◆ TASK OBJECTIVE: In this exercise, return the whole listing exactly, excluding any images.

>> START DATA PROVIDED

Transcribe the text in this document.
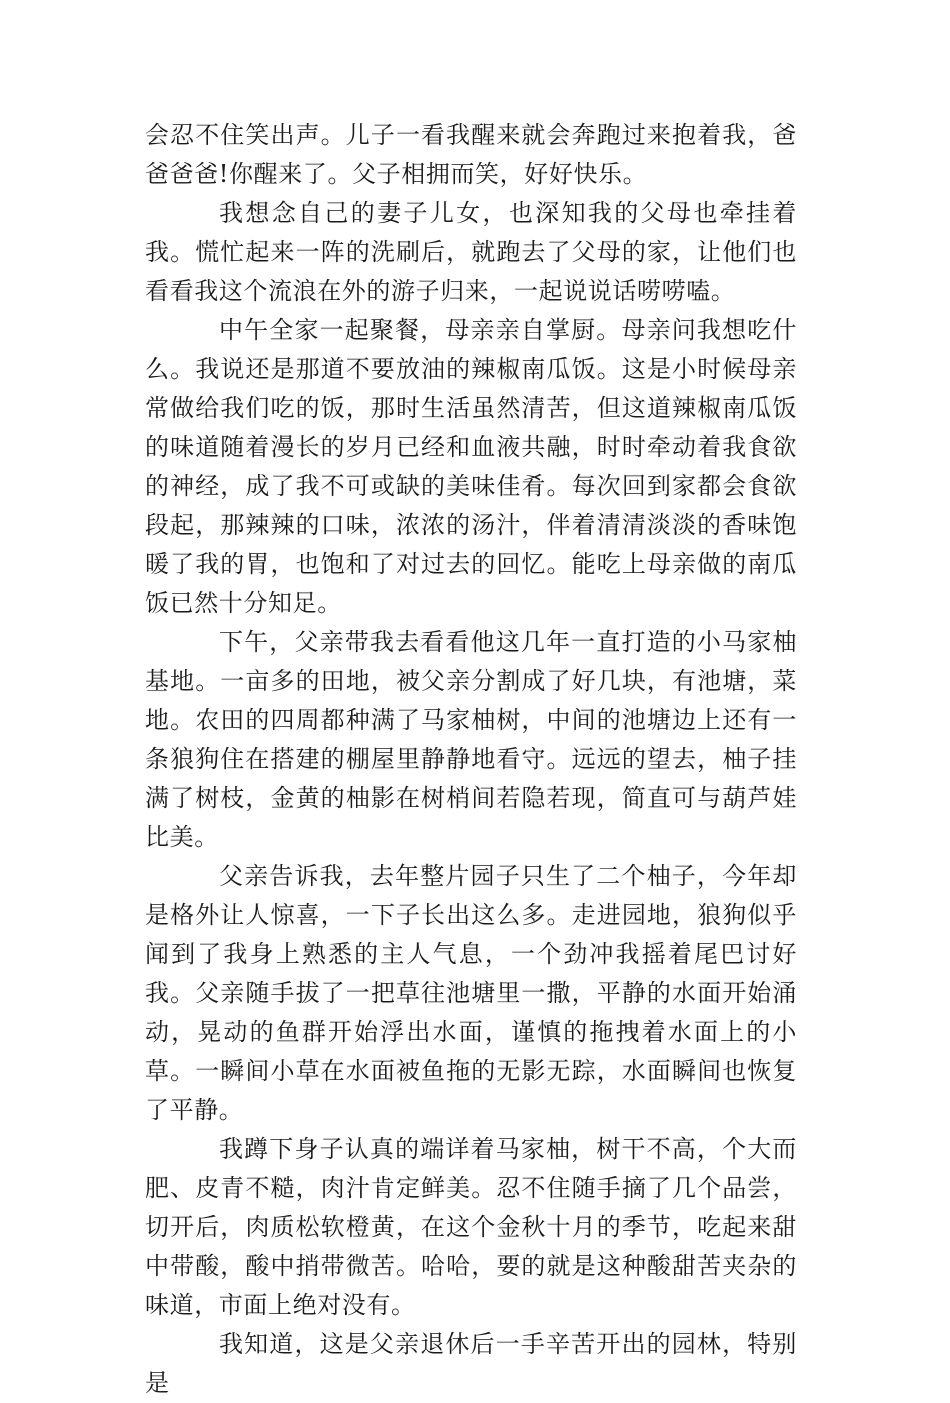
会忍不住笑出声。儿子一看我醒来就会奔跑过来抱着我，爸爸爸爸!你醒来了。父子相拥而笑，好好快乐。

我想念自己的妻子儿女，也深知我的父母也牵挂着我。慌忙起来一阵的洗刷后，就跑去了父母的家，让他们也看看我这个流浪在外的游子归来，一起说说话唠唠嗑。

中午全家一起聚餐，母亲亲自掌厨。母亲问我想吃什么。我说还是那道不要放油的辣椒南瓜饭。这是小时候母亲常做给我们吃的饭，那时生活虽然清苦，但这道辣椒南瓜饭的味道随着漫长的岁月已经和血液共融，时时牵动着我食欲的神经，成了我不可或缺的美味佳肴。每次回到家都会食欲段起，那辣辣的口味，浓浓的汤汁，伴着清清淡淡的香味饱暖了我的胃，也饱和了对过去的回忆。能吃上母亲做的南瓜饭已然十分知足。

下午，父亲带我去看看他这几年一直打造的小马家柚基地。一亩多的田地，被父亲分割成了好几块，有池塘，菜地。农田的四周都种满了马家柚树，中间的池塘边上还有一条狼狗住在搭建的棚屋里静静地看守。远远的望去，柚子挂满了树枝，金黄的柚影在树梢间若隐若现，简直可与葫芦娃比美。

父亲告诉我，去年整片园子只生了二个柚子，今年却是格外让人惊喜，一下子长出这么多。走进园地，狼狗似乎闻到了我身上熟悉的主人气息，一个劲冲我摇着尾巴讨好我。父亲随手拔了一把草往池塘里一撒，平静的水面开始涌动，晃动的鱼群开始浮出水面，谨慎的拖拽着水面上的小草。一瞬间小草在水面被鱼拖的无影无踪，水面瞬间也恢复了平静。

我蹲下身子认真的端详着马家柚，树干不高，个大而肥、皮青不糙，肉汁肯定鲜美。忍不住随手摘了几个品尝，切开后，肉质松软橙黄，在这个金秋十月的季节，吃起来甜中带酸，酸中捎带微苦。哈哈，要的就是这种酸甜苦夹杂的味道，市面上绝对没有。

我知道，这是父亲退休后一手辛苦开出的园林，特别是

>> END DATA PROVIDED

◆ TASK ANSWER:
Transcribe the text in this document.
会忍不住笑出声。儿子一看我醒来就会奔跑过来抱着我，爸爸爸爸!你醒来了。父子相拥而笑，好好快乐。

我想念自己的妻子儿女，也深知我的父母也牵挂着我。慌忙起来一阵的洗刷后，就跑去了父母的家，让他们也看看我这个流浪在外的游子归来，一起说说话唠唠嗑。

中午全家一起聚餐，母亲亲自掌厨。母亲问我想吃什么。我说还是那道不要放油的辣椒南瓜饭。这是小时候母亲常做给我们吃的饭，那时生活虽然清苦，但这道辣椒南瓜饭的味道随着漫长的岁月已经和血液共融，时时牵动着我食欲的神经，成了我不可或缺的美味佳肴。每次回到家都会食欲段起，那辣辣的口味，浓浓的汤汁，伴着清清淡淡的香味饱暖了我的胃，也饱和了对过去的回忆。能吃上母亲做的南瓜饭已然十分知足。

下午，父亲带我去看看他这几年一直打造的小马家柚基地。一亩多的田地，被父亲分割成了好几块，有池塘，菜地。农田的四周都种满了马家柚树，中间的池塘边上还有一条狼狗住在搭建的棚屋里静静地看守。远远的望去，柚子挂满了树枝，金黄的柚影在树梢间若隐若现，简直可与葫芦娃比美。

父亲告诉我，去年整片园子只生了二个柚子，今年却是格外让人惊喜，一下子长出这么多。走进园地，狼狗似乎闻到了我身上熟悉的主人气息，一个劲冲我摇着尾巴讨好我。父亲随手拔了一把草往池塘里一撒，平静的水面开始涌动，晃动的鱼群开始浮出水面，谨慎的拖拽着水面上的小草。一瞬间小草在水面被鱼拖的无影无踪，水面瞬间也恢复了平静。

我蹲下身子认真的端详着马家柚，树干不高，个大而肥、皮青不糙，肉汁肯定鲜美。忍不住随手摘了几个品尝，切开后，肉质松软橙黄，在这个金秋十月的季节，吃起来甜中带酸，酸中捎带微苦。哈哈，要的就是这种酸甜苦夹杂的味道，市面上绝对没有。

我知道，这是父亲退休后一手辛苦开出的园林，特别是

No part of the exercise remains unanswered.